- _ATTIVITÀ DA SVOLGERE_:
(A) Nel brano sui funzionari del Principato, perché la carica di prefetto del pretorio era ricoperta dai maggiori giuristi del tempo? Rispondi in una o due frasi.
(B) Prosegui il brano sui funzionari del Principato a partire dall'ultima frase riportata.

I prefetti del pretorio, dell’Urbe e d’Egitto

Le figure di funzionari più importanti erano i prefetti di rango equestre. I prefetti del pretorio erano a capo delle guardie dell’imperatore e delle truppe in Italia e potevano emanare delle ordinanze. Venne loro affidata anche la giurisdizione criminale e furono giudici di appello in materia criminale e civile per le province.

Potevano sostituire l’imperatore e, vista l’importanza, questo ruolo era ricoperto dai maggiori giuristi del tempo.

Il prefectus Urbi (diverso da quello repubblicano) istituito da Augusto aveva poteri di polizia e si occupava di affrontare i disordini cittadini, esercitando una giurisdizione criminale e civile.

Con Nerone iniziò ad accogliere anche le lamentele degli schiavi e questa carica venne riservata ai consulares. Oltre al prefetto dell’Urbe, vi erano il Prefectus vigilum con poteri giurisdizionali penali e civili nonché con compito di vigilare contro gli eventuali incendi, il Prefectus dell’annona che si occupava di commercio e rifornimento di cereali e il Prefetto d’Egitto che rappresentava una specie di vicerè e amministrava la provincia più importante.

 

 

Procuratori, curatores e altri collaboratori nell’età del Principato

I procuratori erano in origine liberti che conducevano gli affari del principe e avevano compiti di tipo amministrativo e giudiziario. Con Adriano divennero funzionari pubblici appartenenti al rango equestre.

I curatores invece erano funzionari con incarichi pubblici come la cura delle strade, dell’edilizia e delle acque.

Di rango senatorio erano poi i proconsoli e i governatori, mentre ai cavalieri era lasciata l’amministrazione delle province più recenti, l’Egitto e i territori considerati proprietà dell’imperatore.

Augusto era inoltre supportato da una commissione di senatori e magistrati che si occupava di concordare le proposte da portare in Senato, e da un piccolo gruppo non ufficiale di collaboratori e amici.

Con Adriano invece fu istituito un consiglio permanente con senatori e cavalieri retribuiti. Di questo gruppo facevano parte anche i maggiori giuristi del tempo che contribuirono alla burocratizzazione della giurisprudenza.

 

Erario e Fisco

L’avvento del Principato portò con sé un problema relativo alla distinzione fra patrimonio del popolo e quello dell’imperatore. In origine l’Erario era uno solo, controllato da due prefetti o pretori, dove si riversavano imposte, dazi doganali delle province e rendite di beni pubblici.

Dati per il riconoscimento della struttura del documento

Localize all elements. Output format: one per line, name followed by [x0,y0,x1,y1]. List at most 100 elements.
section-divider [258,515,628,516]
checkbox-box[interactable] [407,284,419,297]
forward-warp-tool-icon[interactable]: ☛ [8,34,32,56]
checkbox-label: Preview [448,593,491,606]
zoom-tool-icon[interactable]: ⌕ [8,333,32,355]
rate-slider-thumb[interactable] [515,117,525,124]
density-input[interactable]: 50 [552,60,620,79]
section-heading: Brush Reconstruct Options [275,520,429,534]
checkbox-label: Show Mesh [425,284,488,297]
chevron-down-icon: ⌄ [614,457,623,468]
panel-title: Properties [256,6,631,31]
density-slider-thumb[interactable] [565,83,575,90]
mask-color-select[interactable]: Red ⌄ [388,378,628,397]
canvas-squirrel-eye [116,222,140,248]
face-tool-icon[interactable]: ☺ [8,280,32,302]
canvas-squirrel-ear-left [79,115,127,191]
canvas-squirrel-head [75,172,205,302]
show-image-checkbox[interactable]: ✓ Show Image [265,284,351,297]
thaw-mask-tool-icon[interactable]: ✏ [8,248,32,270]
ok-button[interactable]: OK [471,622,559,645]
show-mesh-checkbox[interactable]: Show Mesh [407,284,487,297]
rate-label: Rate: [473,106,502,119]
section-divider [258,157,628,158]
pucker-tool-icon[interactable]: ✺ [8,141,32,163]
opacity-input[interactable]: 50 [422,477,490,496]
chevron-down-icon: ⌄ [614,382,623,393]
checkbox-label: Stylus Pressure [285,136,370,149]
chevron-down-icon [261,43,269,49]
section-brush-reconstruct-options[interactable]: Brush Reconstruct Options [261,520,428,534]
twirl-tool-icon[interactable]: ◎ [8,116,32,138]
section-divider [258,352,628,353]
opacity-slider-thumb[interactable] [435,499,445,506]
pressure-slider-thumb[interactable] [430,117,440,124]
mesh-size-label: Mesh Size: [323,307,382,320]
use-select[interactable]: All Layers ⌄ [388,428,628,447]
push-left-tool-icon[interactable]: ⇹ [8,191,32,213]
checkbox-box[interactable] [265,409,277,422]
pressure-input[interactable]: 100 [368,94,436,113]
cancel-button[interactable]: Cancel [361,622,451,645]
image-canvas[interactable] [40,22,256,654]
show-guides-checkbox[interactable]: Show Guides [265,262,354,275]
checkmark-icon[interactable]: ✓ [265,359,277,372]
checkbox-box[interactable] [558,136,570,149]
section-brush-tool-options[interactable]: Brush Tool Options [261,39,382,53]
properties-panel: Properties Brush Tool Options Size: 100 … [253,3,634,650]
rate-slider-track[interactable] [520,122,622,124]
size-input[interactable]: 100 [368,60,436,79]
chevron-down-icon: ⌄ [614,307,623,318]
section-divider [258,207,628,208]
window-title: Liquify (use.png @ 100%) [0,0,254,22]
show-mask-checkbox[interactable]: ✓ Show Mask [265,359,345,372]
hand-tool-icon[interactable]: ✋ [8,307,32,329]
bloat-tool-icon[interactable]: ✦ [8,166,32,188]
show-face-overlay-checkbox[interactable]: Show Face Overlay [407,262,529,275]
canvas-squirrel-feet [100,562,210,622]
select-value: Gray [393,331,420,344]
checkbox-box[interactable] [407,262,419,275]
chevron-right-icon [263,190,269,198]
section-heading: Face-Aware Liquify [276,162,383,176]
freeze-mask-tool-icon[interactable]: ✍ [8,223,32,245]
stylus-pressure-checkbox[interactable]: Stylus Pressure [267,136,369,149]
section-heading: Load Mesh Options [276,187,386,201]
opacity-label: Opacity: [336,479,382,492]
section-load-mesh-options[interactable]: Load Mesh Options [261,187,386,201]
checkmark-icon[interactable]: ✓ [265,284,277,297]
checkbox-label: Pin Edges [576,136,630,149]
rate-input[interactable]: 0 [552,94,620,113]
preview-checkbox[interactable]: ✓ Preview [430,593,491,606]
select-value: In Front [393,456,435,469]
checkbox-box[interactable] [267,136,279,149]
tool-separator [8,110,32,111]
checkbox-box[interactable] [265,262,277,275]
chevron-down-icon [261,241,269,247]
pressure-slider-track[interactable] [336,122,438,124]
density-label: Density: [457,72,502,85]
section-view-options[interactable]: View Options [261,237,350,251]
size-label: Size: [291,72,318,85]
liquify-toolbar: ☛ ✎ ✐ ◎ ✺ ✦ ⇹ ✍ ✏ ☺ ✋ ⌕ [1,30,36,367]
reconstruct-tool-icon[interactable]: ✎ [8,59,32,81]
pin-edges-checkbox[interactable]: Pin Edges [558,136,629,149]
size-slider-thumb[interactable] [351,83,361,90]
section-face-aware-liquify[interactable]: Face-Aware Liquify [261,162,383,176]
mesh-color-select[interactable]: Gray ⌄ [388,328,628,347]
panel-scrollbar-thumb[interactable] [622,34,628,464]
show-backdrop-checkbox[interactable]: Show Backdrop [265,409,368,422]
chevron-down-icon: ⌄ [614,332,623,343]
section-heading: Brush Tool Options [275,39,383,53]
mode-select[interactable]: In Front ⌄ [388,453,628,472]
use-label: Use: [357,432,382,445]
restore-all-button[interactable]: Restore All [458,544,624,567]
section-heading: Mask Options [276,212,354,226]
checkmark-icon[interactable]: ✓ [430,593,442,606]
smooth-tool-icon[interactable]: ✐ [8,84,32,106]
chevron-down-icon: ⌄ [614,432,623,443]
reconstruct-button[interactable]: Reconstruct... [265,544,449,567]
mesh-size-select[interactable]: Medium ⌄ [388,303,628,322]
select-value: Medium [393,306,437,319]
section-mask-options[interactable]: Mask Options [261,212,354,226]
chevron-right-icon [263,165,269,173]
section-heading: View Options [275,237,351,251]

- _RISPOSTE AI COMPITI_:
(A) La carica era ricoperta dai maggiori giuristi del tempo per la sua importanza. I prefetti del pretorio potevano infatti sostituire l'imperatore.

(B)
Con Augusto inoltre si era applicata una tassa del 5% sulle successioni per contribuire all’Erario Militare e liquidare con denaro i soldati invece di dare loro delle terre. Tre prefetti senatori eletti dall’imperatore controllavano questa cassa.

Tuttavia era il patrimonio dell’imperatore a finanziare le spese dello Stato (imposte e tasse delle province imperiali, lasciti, beni confiscati) e questo portava a far coincidere spesso il patrimonio privato con quello pubblico dell’impero. Sotto Augusto fu promosso addirittura un bilancio generale con i movimenti dell’Erario e quelli delle casse provinciali a lui affidate.

Con la morte di Nerone e la confisca dei beni imperiali (chiamati Fiscus Caesaris) il patrimonio venne diviso in capitale personale dell’imperatore, che seguiva le regole della successione privatistica, e beni destinati a fini pubblici, tramandati di imperatore in imperatore.

I confini non erano comunque chiari, poiché era il principe a decidere cosa fosse publicus e cosa privato, inoltre i giuristi chiamavano publicus quello destinato al popolo e Fisco quello privato, ma di fatto erano la stessa cosa.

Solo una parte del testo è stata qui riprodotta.